**Task to carry out:**
Identify every line in the records below that contains the word "name", and reproduce each one.

**Records from a collection of figures:**
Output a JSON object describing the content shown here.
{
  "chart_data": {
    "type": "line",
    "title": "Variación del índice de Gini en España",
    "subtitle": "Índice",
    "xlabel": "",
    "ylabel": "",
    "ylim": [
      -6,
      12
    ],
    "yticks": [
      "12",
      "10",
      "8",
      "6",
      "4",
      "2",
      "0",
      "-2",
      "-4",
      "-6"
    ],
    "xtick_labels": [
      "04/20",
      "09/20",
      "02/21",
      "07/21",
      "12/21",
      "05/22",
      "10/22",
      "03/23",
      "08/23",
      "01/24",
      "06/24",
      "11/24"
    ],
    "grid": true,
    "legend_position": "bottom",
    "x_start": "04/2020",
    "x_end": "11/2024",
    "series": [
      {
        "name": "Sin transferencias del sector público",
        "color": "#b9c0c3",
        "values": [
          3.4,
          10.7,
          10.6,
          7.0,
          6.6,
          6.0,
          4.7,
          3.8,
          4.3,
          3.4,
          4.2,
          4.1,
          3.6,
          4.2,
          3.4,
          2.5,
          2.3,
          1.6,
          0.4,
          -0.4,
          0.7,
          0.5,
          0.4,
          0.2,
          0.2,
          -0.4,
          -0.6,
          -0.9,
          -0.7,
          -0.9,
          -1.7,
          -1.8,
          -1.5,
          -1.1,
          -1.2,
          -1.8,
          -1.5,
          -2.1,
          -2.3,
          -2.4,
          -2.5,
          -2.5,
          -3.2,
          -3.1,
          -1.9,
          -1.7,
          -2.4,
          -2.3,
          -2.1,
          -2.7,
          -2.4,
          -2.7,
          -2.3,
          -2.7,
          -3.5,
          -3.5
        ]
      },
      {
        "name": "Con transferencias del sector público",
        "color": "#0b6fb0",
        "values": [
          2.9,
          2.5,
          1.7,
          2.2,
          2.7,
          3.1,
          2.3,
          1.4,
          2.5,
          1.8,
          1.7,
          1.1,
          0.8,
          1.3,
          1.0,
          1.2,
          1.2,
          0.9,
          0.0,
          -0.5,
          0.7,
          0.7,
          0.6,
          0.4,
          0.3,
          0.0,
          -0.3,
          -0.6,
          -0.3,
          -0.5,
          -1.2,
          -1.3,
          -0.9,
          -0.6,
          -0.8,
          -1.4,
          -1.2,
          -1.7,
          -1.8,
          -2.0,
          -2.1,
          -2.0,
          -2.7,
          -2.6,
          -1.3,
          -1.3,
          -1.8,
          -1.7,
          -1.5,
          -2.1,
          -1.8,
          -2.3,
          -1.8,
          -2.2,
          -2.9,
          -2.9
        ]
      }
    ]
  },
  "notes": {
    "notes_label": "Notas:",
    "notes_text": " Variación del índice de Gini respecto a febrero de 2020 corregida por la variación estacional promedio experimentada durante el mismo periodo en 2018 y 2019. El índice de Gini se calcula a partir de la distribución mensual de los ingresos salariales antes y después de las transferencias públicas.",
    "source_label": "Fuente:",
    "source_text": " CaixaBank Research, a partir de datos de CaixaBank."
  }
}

**Expected answer:**
        "name": "Sin transferencias del sector público",
        "name": "Con transferencias del sector público",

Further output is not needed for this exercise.